◆ **Given problem**
What follows is a listing. Return every line of it exactly.

Stored data:
--------------------------------------------------

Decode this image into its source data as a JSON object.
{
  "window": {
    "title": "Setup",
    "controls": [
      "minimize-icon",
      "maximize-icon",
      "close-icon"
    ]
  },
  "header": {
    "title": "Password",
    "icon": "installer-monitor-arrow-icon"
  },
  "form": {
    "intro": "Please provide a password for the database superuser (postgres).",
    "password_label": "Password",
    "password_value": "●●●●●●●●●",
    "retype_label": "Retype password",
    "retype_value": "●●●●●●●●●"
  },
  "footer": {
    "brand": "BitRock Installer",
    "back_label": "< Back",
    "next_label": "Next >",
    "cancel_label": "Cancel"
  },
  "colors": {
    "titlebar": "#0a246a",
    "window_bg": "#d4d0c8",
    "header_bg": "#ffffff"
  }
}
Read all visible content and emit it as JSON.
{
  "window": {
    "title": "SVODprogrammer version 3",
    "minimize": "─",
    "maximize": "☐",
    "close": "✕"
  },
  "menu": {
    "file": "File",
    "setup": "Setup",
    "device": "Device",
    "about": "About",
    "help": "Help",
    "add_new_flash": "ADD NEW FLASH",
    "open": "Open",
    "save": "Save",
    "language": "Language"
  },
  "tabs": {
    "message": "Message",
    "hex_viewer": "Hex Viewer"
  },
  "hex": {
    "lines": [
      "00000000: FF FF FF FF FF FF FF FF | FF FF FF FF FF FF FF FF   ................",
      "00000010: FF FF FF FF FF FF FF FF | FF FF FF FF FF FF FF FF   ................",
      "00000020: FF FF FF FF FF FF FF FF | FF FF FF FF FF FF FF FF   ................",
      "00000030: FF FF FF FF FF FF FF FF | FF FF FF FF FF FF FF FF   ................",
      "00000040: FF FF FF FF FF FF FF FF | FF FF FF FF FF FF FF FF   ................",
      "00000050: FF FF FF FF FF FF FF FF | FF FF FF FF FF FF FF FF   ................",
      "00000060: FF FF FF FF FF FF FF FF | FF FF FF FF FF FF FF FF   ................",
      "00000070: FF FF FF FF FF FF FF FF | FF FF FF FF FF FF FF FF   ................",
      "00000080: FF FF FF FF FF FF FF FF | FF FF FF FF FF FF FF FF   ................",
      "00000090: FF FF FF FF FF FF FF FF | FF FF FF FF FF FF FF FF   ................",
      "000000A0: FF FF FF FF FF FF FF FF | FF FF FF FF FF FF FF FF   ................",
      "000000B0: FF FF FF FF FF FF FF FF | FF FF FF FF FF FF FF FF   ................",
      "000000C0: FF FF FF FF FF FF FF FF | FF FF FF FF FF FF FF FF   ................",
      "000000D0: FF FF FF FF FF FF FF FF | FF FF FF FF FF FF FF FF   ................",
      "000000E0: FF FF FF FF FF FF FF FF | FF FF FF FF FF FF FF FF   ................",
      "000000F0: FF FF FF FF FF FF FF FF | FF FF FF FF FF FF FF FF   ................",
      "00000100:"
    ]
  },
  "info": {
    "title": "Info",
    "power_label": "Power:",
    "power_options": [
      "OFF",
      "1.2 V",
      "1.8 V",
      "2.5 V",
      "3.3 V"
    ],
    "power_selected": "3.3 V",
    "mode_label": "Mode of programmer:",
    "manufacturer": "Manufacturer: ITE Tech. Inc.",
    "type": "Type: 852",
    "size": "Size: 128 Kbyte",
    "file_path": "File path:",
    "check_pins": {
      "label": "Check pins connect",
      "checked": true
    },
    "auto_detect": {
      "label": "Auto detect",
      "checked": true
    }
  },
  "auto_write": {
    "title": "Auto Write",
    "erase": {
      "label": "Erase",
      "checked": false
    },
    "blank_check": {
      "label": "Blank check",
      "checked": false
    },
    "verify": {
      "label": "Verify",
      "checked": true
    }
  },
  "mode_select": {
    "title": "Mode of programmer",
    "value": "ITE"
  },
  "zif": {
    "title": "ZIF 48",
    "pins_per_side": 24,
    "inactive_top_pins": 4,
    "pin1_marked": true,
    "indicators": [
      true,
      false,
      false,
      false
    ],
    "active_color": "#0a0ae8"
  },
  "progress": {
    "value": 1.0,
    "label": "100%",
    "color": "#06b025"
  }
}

--------------------------------------------------

◆ **Task output**
Decode this image into its source data as a JSON object.
{
  "window": {
    "title": "Setup",
    "controls": [
      "minimize-icon",
      "maximize-icon",
      "close-icon"
    ]
  },
  "header": {
    "title": "Password",
    "icon": "installer-monitor-arrow-icon"
  },
  "form": {
    "intro": "Please provide a password for the database superuser (postgres).",
    "password_label": "Password",
    "password_value": "●●●●●●●●●",
    "retype_label": "Retype password",
    "retype_value": "●●●●●●●●●"
  },
  "footer": {
    "brand": "BitRock Installer",
    "back_label": "< Back",
    "next_label": "Next >",
    "cancel_label": "Cancel"
  },
  "colors": {
    "titlebar": "#0a246a",
    "window_bg": "#d4d0c8",
    "header_bg": "#ffffff"
  }
}
Read all visible content and emit it as JSON.
{
  "window": {
    "title": "SVODprogrammer version 3",
    "minimize": "─",
    "maximize": "☐",
    "close": "✕"
  },
  "menu": {
    "file": "File",
    "setup": "Setup",
    "device": "Device",
    "about": "About",
    "help": "Help",
    "add_new_flash": "ADD NEW FLASH",
    "open": "Open",
    "save": "Save",
    "language": "Language"
  },
  "tabs": {
    "message": "Message",
    "hex_viewer": "Hex Viewer"
  },
  "hex": {
    "lines": [
      "00000000: FF FF FF FF FF FF FF FF | FF FF FF FF FF FF FF FF   ................",
      "00000010: FF FF FF FF FF FF FF FF | FF FF FF FF FF FF FF FF   ................",
      "00000020: FF FF FF FF FF FF FF FF | FF FF FF FF FF FF FF FF   ................",
      "00000030: FF FF FF FF FF FF FF FF | FF FF FF FF FF FF FF FF   ................",
      "00000040: FF FF FF FF FF FF FF FF | FF FF FF FF FF FF FF FF   ................",
      "00000050: FF FF FF FF FF FF FF FF | FF FF FF FF FF FF FF FF   ................",
      "00000060: FF FF FF FF FF FF FF FF | FF FF FF FF FF FF FF FF   ................",
      "00000070: FF FF FF FF FF FF FF FF | FF FF FF FF FF FF FF FF   ................",
      "00000080: FF FF FF FF FF FF FF FF | FF FF FF FF FF FF FF FF   ................",
      "00000090: FF FF FF FF FF FF FF FF | FF FF FF FF FF FF FF FF   ................",
      "000000A0: FF FF FF FF FF FF FF FF | FF FF FF FF FF FF FF FF   ................",
      "000000B0: FF FF FF FF FF FF FF FF | FF FF FF FF FF FF FF FF   ................",
      "000000C0: FF FF FF FF FF FF FF FF | FF FF FF FF FF FF FF FF   ................",
      "000000D0: FF FF FF FF FF FF FF FF | FF FF FF FF FF FF FF FF   ................",
      "000000E0: FF FF FF FF FF FF FF FF | FF FF FF FF FF FF FF FF   ................",
      "000000F0: FF FF FF FF FF FF FF FF | FF FF FF FF FF FF FF FF   ................",
      "00000100:"
    ]
  },
  "info": {
    "title": "Info",
    "power_label": "Power:",
    "power_options": [
      "OFF",
      "1.2 V",
      "1.8 V",
      "2.5 V",
      "3.3 V"
    ],
    "power_selected": "3.3 V",
    "mode_label": "Mode of programmer:",
    "manufacturer": "Manufacturer: ITE Tech. Inc.",
    "type": "Type: 852",
    "size": "Size: 128 Kbyte",
    "file_path": "File path:",
    "check_pins": {
      "label": "Check pins connect",
      "checked": true
    },
    "auto_detect": {
      "label": "Auto detect",
      "checked": true
    }
  },
  "auto_write": {
    "title": "Auto Write",
    "erase": {
      "label": "Erase",
      "checked": false
    },
    "blank_check": {
      "label": "Blank check",
      "checked": false
    },
    "verify": {
      "label": "Verify",
      "checked": true
    }
  },
  "mode_select": {
    "title": "Mode of programmer",
    "value": "ITE"
  },
  "zif": {
    "title": "ZIF 48",
    "pins_per_side": 24,
    "inactive_top_pins": 4,
    "pin1_marked": true,
    "indicators": [
      true,
      false,
      false,
      false
    ],
    "active_color": "#0a0ae8"
  },
  "progress": {
    "value": 1.0,
    "label": "100%",
    "color": "#06b025"
  }
}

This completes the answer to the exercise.